Locate and copy all lines bearing the word "need".

» **Data for this task**
-=-=-

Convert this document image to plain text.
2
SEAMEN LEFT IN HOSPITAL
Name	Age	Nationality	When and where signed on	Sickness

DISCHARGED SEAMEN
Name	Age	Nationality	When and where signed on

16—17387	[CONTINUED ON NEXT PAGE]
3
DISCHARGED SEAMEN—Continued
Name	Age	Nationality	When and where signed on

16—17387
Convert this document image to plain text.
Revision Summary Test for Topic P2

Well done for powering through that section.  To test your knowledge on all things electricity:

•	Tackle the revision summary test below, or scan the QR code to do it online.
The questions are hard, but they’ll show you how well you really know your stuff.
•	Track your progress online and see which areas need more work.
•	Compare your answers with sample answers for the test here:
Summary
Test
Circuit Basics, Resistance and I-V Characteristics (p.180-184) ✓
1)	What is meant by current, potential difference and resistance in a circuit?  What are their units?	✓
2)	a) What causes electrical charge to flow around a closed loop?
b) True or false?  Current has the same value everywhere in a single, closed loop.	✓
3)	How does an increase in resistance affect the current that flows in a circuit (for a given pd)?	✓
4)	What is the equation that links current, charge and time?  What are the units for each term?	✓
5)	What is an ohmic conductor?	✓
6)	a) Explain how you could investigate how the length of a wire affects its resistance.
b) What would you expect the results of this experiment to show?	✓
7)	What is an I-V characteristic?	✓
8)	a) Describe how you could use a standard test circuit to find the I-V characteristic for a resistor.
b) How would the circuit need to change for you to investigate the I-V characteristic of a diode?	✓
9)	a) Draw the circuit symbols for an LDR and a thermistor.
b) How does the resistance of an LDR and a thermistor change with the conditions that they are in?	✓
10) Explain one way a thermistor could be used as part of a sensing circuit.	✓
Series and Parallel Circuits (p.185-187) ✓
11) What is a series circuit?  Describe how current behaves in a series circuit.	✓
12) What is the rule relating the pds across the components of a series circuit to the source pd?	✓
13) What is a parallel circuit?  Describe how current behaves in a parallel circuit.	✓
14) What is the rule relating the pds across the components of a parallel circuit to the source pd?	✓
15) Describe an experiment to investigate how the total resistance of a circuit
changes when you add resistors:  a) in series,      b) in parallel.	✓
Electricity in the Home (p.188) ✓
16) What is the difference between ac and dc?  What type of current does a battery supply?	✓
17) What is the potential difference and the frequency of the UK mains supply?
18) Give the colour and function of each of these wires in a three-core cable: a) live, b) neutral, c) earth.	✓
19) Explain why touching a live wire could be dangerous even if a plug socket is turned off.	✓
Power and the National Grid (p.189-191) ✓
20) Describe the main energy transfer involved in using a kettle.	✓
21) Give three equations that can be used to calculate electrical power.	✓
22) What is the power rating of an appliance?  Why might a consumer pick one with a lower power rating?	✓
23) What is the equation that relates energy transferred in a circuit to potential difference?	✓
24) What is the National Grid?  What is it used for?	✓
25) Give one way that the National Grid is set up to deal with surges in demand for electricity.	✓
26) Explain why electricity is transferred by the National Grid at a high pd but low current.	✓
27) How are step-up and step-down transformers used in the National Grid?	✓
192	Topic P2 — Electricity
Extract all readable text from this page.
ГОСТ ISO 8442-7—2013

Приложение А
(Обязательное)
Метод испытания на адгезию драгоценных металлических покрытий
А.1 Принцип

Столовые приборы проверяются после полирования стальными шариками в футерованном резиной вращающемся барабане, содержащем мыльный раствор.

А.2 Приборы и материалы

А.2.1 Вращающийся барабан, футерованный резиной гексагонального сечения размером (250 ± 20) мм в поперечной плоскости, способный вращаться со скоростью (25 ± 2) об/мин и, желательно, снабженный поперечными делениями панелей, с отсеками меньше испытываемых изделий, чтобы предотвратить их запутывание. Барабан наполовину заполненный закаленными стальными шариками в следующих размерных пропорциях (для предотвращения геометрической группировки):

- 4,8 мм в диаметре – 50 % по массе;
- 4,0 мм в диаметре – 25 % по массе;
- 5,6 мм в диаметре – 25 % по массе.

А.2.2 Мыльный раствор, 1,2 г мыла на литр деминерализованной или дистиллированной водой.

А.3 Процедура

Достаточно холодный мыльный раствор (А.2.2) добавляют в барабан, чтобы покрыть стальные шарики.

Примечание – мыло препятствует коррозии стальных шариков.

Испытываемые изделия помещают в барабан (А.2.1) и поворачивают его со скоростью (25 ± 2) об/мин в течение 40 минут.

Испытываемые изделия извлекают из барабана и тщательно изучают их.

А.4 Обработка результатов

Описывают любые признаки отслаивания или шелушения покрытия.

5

-=-=-

» **In response**
•	Track your progress online and see which areas need more work.
b) How would the circuit need to change for you to investigate the I-V characteristic of a diode?	✓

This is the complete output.